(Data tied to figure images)

^^^^

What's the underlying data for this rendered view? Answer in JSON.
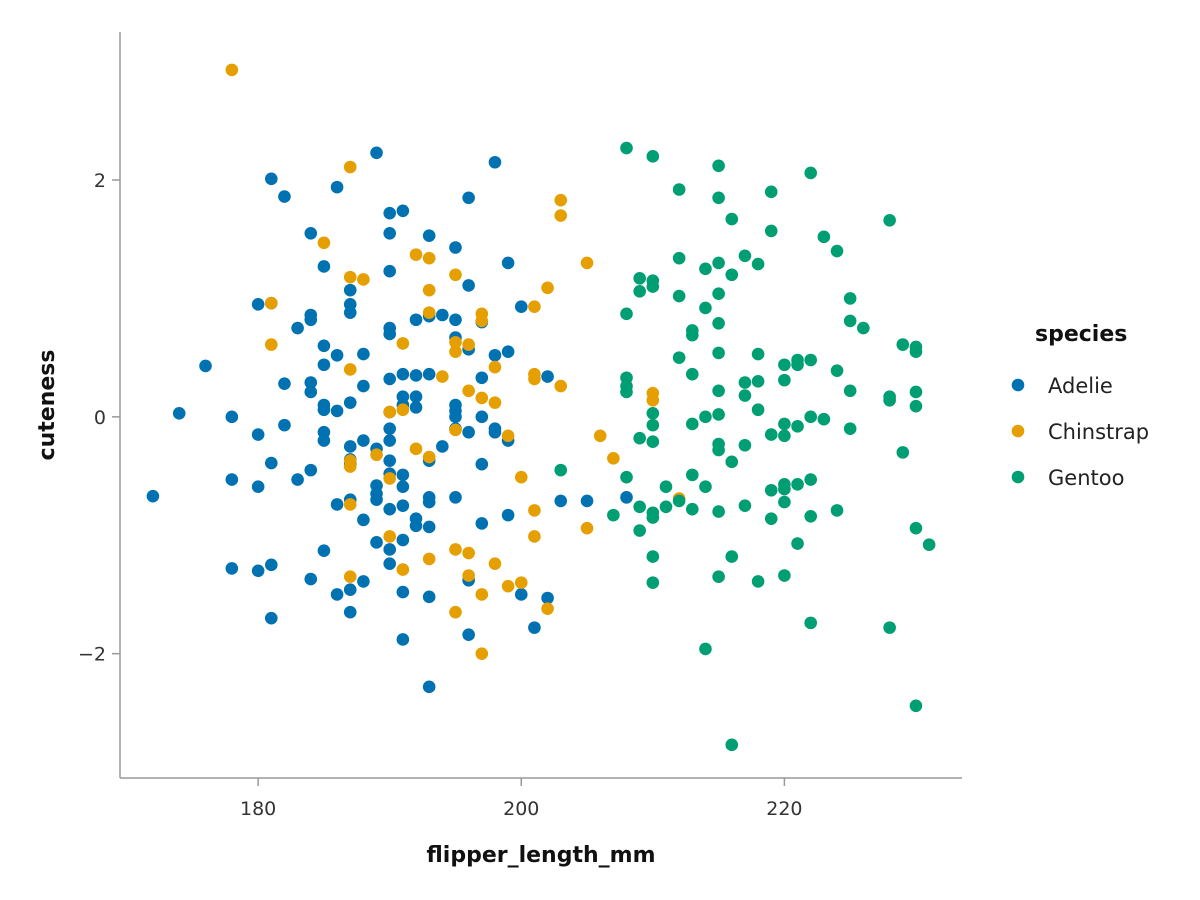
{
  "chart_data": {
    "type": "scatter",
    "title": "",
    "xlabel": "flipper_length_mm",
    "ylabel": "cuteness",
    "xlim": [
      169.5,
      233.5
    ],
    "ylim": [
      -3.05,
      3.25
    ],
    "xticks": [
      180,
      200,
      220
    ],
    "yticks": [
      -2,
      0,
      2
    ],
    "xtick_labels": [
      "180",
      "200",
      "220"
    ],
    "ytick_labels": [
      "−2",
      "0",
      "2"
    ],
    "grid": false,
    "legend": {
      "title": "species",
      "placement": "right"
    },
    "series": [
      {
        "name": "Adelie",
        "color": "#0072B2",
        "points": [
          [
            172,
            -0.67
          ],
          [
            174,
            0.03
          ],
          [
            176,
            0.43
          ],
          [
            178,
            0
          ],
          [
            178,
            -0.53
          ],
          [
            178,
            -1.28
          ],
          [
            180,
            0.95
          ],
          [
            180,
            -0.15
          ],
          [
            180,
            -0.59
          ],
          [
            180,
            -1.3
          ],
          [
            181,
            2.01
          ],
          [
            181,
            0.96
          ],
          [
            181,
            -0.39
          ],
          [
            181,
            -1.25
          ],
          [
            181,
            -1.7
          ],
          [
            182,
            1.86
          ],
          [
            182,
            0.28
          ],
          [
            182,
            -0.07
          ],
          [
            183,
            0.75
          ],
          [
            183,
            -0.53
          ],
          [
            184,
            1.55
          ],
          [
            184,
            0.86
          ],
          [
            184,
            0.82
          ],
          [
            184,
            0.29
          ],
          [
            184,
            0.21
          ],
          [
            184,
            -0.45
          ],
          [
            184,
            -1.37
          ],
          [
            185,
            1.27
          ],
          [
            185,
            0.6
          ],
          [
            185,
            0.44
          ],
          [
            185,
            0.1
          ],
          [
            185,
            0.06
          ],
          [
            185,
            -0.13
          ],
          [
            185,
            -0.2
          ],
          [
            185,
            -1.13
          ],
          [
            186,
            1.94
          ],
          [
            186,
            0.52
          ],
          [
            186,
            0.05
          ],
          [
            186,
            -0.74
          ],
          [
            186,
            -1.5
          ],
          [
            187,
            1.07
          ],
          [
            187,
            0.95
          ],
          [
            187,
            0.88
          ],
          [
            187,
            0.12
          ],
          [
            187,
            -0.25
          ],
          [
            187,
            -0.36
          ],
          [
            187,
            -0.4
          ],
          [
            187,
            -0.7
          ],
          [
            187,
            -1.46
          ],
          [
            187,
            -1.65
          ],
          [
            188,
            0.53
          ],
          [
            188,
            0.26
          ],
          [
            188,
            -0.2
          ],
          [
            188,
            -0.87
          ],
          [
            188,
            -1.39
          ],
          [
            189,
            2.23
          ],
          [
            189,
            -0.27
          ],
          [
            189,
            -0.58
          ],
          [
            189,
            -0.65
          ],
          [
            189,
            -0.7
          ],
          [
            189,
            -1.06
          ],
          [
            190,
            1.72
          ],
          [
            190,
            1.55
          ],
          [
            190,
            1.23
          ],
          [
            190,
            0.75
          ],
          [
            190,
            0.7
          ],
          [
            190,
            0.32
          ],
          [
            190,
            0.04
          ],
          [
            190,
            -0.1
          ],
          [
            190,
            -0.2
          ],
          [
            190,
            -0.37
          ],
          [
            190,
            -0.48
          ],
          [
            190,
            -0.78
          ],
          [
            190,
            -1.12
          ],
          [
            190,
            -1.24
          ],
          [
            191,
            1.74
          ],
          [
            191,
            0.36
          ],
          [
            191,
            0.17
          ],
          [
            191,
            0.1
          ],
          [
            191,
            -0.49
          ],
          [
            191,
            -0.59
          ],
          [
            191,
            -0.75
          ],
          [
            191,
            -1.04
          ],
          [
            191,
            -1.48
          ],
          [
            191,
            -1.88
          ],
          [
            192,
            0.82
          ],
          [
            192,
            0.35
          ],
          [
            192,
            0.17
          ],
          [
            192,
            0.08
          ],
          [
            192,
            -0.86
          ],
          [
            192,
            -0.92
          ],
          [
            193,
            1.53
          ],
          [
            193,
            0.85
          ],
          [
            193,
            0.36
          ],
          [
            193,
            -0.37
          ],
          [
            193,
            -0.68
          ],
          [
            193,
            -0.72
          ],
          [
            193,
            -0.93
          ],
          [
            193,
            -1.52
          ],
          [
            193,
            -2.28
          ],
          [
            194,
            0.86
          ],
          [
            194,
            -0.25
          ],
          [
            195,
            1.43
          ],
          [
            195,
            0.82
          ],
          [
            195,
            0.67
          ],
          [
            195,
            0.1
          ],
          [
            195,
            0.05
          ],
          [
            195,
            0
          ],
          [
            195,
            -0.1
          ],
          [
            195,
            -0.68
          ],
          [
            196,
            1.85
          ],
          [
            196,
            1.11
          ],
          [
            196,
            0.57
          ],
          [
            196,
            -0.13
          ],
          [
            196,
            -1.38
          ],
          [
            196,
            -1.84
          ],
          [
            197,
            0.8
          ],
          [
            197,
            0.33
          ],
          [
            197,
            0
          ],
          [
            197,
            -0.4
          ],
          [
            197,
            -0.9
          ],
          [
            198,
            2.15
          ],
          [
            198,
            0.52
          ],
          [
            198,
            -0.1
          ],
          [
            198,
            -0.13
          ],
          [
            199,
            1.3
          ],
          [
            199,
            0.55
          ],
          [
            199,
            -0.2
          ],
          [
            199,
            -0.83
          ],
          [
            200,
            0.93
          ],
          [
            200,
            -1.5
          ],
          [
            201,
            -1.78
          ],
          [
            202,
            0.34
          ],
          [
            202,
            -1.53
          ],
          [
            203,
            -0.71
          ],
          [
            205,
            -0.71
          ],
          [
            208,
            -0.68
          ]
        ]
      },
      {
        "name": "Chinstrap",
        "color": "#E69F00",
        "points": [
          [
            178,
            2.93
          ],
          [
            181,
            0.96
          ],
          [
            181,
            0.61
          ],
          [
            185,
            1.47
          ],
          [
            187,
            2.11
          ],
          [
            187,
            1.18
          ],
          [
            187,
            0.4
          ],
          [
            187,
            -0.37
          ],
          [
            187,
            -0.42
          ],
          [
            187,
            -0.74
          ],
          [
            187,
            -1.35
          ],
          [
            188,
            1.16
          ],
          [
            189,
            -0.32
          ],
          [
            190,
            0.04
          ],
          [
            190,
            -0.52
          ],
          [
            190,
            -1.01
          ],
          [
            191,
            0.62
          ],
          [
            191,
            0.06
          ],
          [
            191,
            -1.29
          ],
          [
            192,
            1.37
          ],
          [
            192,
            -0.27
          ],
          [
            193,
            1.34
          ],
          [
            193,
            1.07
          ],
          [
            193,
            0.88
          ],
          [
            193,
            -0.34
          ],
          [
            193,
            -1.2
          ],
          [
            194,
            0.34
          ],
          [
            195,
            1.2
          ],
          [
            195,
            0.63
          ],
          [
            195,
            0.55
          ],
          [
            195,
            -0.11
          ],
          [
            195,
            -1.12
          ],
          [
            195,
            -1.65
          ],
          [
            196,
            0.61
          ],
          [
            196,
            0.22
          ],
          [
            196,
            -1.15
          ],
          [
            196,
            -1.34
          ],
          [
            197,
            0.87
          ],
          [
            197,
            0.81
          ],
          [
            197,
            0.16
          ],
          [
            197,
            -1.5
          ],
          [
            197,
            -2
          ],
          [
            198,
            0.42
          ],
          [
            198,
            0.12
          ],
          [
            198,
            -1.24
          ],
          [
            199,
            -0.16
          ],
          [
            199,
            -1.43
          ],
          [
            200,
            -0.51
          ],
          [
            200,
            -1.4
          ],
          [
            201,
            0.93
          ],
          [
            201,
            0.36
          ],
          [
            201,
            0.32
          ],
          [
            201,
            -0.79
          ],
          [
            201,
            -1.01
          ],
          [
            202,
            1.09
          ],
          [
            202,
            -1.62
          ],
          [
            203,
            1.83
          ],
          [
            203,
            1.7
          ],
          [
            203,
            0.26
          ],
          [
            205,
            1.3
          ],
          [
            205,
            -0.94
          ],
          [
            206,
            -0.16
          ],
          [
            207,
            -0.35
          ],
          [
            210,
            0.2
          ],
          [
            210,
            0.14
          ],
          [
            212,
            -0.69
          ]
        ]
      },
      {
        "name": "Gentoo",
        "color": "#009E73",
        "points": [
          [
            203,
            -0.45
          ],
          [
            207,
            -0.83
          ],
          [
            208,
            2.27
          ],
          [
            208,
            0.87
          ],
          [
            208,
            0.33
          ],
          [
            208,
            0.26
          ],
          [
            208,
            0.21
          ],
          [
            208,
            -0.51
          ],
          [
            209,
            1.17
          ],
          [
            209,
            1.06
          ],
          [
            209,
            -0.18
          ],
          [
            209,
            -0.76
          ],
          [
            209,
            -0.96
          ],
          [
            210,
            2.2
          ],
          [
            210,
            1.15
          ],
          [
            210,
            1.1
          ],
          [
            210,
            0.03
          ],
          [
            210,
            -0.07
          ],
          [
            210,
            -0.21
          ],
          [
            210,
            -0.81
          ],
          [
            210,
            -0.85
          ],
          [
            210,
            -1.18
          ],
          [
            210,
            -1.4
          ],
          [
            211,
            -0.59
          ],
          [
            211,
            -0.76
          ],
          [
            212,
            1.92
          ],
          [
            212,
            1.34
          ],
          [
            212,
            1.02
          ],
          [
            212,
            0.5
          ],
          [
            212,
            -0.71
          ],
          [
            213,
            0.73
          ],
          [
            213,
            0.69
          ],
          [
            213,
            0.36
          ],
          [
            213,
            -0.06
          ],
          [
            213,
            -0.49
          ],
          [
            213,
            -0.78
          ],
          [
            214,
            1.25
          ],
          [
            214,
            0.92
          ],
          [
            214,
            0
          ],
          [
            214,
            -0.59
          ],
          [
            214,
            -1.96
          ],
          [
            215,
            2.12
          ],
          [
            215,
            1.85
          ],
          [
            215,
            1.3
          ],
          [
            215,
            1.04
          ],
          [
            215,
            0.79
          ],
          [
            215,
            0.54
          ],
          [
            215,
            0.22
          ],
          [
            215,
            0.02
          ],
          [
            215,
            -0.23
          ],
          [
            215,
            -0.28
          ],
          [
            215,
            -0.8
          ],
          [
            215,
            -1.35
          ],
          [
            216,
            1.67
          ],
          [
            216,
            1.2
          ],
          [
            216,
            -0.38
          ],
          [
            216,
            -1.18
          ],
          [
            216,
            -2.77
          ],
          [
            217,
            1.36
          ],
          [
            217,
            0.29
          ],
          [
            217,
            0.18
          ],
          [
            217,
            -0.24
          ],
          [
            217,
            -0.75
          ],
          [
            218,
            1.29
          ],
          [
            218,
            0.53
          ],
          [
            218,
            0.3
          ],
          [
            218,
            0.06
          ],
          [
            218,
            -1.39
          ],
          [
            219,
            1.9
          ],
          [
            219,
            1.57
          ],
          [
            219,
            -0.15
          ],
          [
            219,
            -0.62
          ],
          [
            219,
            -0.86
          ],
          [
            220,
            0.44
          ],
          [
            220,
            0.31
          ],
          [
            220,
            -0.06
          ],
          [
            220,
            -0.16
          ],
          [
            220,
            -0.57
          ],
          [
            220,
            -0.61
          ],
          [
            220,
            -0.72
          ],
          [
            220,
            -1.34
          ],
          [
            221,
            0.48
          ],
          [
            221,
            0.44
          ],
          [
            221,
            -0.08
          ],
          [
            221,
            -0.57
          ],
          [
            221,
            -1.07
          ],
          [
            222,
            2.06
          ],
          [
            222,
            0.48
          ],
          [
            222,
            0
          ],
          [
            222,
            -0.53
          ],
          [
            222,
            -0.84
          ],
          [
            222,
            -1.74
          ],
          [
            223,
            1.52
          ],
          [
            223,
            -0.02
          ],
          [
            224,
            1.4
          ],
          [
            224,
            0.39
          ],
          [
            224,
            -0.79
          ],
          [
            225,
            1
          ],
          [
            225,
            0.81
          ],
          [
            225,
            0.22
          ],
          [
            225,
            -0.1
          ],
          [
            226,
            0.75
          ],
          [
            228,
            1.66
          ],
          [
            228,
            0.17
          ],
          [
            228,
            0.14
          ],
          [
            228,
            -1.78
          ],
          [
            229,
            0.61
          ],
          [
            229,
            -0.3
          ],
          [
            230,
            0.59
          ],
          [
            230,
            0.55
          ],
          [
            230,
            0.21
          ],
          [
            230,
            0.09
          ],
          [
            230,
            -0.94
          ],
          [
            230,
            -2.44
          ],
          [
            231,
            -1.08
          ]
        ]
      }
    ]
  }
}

^^^^

- WHAT THE TASK ASKS -
Tally up the lines holding the string "name" in this listing, and report the total alone.

- EXERCISE SOLUTION -
3